Transcribe the records in full, keeping every character as it is.
★ ★ ★ ★ ★
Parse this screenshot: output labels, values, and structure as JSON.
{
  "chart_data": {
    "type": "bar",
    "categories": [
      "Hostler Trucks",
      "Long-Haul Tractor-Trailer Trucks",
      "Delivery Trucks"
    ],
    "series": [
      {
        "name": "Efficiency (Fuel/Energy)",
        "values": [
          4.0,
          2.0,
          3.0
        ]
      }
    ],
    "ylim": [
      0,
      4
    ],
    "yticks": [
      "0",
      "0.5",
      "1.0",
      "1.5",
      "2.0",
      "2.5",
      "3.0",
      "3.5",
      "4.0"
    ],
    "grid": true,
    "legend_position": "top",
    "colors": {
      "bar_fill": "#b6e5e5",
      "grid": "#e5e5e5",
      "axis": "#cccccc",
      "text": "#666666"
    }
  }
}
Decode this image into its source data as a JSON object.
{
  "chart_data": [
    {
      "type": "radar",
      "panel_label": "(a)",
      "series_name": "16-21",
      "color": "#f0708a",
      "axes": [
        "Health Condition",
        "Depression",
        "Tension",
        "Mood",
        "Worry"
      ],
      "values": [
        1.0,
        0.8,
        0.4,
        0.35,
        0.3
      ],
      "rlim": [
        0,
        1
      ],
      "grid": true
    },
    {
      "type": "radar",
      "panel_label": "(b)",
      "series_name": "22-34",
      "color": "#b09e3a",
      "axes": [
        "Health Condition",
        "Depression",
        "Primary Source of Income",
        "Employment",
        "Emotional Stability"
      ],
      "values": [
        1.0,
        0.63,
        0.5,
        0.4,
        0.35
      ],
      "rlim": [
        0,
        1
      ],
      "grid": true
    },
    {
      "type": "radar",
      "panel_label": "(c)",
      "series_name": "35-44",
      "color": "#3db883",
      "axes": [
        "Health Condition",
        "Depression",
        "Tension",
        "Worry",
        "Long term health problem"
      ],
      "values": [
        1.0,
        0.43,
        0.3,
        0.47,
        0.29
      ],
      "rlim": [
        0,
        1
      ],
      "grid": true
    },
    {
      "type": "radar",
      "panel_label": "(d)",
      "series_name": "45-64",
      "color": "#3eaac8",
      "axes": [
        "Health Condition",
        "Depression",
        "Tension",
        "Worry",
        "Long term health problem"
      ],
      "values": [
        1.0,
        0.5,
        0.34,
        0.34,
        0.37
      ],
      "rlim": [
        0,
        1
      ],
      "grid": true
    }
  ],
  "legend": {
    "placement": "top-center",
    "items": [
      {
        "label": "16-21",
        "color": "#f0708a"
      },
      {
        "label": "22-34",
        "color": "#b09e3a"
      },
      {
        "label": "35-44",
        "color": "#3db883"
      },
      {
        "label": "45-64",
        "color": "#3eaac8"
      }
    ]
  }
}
★ ★ ★ ★ ★
- [Solution for this problem]:
Parse this screenshot: output labels, values, and structure as JSON.
{
  "chart_data": {
    "type": "bar",
    "categories": [
      "Hostler Trucks",
      "Long-Haul Tractor-Trailer Trucks",
      "Delivery Trucks"
    ],
    "series": [
      {
        "name": "Efficiency (Fuel/Energy)",
        "values": [
          4.0,
          2.0,
          3.0
        ]
      }
    ],
    "ylim": [
      0,
      4
    ],
    "yticks": [
      "0",
      "0.5",
      "1.0",
      "1.5",
      "2.0",
      "2.5",
      "3.0",
      "3.5",
      "4.0"
    ],
    "grid": true,
    "legend_position": "top",
    "colors": {
      "bar_fill": "#b6e5e5",
      "grid": "#e5e5e5",
      "axis": "#cccccc",
      "text": "#666666"
    }
  }
}
Decode this image into its source data as a JSON object.
{
  "chart_data": [
    {
      "type": "radar",
      "panel_label": "(a)",
      "series_name": "16-21",
      "color": "#f0708a",
      "axes": [
        "Health Condition",
        "Depression",
        "Tension",
        "Mood",
        "Worry"
      ],
      "values": [
        1.0,
        0.8,
        0.4,
        0.35,
        0.3
      ],
      "rlim": [
        0,
        1
      ],
      "grid": true
    },
    {
      "type": "radar",
      "panel_label": "(b)",
      "series_name": "22-34",
      "color": "#b09e3a",
      "axes": [
        "Health Condition",
        "Depression",
        "Primary Source of Income",
        "Employment",
        "Emotional Stability"
      ],
      "values": [
        1.0,
        0.63,
        0.5,
        0.4,
        0.35
      ],
      "rlim": [
        0,
        1
      ],
      "grid": true
    },
    {
      "type": "radar",
      "panel_label": "(c)",
      "series_name": "35-44",
      "color": "#3db883",
      "axes": [
        "Health Condition",
        "Depression",
        "Tension",
        "Worry",
        "Long term health problem"
      ],
      "values": [
        1.0,
        0.43,
        0.3,
        0.47,
        0.29
      ],
      "rlim": [
        0,
        1
      ],
      "grid": true
    },
    {
      "type": "radar",
      "panel_label": "(d)",
      "series_name": "45-64",
      "color": "#3eaac8",
      "axes": [
        "Health Condition",
        "Depression",
        "Tension",
        "Worry",
        "Long term health problem"
      ],
      "values": [
        1.0,
        0.5,
        0.34,
        0.34,
        0.37
      ],
      "rlim": [
        0,
        1
      ],
      "grid": true
    }
  ],
  "legend": {
    "placement": "top-center",
    "items": [
      {
        "label": "16-21",
        "color": "#f0708a"
      },
      {
        "label": "22-34",
        "color": "#b09e3a"
      },
      {
        "label": "35-44",
        "color": "#3db883"
      },
      {
        "label": "45-64",
        "color": "#3eaac8"
      }
    ]
  }
}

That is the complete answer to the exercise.